>> start Records

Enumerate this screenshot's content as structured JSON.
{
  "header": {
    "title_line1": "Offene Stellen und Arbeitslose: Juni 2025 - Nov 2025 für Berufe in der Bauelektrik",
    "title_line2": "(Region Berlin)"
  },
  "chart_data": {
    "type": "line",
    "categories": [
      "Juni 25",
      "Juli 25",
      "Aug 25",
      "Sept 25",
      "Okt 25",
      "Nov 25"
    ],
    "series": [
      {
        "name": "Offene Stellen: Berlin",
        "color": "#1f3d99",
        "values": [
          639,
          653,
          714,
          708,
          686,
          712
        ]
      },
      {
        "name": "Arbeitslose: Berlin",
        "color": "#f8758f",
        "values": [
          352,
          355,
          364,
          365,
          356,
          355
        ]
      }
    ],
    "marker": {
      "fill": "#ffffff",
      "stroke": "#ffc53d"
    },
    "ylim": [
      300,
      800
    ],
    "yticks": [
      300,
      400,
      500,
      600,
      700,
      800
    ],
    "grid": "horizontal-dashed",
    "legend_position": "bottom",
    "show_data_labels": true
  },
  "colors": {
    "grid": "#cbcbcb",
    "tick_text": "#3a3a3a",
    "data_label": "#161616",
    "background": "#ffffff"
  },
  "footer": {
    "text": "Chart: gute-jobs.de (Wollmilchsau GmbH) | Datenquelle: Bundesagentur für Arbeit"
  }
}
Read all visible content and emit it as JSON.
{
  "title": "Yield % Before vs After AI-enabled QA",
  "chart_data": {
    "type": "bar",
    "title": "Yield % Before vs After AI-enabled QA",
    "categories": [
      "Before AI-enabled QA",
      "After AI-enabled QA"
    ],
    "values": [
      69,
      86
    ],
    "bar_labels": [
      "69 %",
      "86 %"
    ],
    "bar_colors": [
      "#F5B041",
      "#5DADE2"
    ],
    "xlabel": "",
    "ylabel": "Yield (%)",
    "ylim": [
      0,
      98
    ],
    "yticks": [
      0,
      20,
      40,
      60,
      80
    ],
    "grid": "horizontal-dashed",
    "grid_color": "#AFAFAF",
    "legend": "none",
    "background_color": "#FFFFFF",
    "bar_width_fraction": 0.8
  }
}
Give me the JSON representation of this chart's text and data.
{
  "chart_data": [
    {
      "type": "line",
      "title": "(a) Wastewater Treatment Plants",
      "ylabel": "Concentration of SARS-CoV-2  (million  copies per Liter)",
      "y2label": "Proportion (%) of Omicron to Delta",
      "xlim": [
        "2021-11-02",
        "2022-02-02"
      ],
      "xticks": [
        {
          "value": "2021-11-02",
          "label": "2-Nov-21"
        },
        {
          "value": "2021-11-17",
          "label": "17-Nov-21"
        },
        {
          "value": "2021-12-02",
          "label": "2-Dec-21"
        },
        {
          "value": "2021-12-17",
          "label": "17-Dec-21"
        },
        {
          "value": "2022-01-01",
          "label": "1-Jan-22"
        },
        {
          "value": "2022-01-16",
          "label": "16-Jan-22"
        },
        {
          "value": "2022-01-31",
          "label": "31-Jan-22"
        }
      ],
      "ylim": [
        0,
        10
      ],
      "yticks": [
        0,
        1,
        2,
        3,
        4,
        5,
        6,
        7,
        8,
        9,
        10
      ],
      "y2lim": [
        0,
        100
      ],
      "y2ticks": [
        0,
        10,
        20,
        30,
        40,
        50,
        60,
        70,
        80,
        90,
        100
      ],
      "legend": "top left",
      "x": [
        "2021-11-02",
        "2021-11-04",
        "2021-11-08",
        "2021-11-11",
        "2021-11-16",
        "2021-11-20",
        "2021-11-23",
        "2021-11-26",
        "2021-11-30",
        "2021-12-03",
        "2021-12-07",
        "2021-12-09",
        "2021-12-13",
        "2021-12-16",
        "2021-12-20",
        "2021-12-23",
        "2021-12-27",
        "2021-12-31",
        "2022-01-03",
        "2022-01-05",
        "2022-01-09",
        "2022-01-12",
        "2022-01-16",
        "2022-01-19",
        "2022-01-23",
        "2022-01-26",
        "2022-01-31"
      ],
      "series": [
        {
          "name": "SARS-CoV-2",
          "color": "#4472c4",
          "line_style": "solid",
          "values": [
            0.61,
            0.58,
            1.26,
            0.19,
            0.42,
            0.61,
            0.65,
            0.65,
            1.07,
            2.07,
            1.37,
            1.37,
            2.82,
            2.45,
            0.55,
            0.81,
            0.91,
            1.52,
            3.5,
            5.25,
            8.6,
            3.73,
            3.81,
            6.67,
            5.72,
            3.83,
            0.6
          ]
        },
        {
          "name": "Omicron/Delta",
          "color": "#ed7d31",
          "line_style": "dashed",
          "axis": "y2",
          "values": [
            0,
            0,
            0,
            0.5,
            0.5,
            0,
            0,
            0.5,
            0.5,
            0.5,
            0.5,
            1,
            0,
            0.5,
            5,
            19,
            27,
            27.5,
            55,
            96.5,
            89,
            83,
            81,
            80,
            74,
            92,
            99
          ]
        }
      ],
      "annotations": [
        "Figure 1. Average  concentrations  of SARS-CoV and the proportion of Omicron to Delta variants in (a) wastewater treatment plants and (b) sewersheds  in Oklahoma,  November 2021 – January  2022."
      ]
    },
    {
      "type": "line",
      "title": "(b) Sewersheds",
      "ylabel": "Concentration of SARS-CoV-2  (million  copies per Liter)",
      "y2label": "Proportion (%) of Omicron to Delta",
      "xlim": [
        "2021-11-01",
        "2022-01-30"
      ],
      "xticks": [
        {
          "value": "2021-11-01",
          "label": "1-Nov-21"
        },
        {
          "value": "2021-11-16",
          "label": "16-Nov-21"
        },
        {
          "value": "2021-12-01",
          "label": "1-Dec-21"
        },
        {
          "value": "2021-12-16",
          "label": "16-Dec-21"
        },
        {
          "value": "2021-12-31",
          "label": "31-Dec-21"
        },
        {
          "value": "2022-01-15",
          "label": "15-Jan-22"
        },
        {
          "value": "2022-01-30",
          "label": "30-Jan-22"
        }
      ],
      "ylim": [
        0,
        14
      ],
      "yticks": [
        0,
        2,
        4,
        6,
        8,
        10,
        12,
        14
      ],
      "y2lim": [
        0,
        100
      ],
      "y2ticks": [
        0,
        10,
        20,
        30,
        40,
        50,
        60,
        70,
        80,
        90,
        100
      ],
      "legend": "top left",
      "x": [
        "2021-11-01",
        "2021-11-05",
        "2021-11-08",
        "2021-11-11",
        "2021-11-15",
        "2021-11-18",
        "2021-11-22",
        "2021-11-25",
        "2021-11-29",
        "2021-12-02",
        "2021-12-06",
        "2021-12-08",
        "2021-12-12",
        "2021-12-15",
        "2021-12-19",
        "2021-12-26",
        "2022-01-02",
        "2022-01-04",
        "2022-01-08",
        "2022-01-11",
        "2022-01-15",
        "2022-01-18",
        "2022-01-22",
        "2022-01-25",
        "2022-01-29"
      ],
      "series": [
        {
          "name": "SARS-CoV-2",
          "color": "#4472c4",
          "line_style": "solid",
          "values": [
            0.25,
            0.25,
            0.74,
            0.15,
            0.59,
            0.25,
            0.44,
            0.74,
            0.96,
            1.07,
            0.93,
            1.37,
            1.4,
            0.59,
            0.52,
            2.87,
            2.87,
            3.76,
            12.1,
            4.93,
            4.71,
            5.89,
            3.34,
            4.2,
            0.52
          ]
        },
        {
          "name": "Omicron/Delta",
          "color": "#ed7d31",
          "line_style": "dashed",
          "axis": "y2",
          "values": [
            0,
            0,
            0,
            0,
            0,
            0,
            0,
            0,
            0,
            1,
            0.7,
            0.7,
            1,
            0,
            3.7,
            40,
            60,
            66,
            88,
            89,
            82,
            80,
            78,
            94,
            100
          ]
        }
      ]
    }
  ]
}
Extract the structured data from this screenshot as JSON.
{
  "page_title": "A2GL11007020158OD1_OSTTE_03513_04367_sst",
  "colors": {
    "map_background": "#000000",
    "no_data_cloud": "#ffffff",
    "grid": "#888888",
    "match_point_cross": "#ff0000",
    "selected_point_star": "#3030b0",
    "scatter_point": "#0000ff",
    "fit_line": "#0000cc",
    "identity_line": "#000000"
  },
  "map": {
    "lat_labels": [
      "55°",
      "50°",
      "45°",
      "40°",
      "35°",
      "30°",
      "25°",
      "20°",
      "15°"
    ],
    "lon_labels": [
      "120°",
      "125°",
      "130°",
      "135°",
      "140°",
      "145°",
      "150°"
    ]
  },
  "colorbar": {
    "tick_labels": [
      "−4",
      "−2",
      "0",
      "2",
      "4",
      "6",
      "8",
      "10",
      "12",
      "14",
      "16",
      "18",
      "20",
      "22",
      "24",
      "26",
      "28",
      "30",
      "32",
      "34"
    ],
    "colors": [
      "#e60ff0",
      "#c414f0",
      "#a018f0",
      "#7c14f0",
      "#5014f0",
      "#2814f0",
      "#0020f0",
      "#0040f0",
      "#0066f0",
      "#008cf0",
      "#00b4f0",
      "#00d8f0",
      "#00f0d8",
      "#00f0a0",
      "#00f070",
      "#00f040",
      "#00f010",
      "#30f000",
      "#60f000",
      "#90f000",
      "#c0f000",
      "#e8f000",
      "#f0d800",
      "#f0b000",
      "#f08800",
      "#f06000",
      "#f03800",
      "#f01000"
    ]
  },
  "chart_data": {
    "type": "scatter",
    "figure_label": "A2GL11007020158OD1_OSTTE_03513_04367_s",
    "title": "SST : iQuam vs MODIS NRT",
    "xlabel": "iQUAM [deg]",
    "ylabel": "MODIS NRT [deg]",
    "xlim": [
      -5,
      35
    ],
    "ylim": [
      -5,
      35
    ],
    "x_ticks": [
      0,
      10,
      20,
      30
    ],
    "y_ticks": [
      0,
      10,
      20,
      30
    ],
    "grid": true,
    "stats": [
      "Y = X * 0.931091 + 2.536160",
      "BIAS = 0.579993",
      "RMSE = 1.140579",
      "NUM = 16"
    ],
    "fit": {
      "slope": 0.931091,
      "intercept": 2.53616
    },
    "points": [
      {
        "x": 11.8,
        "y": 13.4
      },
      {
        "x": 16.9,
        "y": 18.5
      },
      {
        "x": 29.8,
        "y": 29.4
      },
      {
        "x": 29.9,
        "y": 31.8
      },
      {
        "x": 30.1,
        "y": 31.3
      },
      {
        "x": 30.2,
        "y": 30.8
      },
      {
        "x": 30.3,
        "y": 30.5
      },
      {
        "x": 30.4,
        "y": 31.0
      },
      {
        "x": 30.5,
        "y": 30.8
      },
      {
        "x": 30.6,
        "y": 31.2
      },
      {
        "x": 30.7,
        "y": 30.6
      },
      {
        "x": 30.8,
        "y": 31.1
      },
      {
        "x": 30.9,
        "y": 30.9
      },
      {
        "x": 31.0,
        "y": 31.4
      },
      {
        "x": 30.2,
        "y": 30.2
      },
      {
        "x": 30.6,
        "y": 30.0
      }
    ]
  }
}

>> end Records

The problem:
Track down all lines above with the string "After" and copy them.

Finished exercise:
  "title": "Yield % Before vs After AI-enabled QA",
    "title": "Yield % Before vs After AI-enabled QA",
      "After AI-enabled QA"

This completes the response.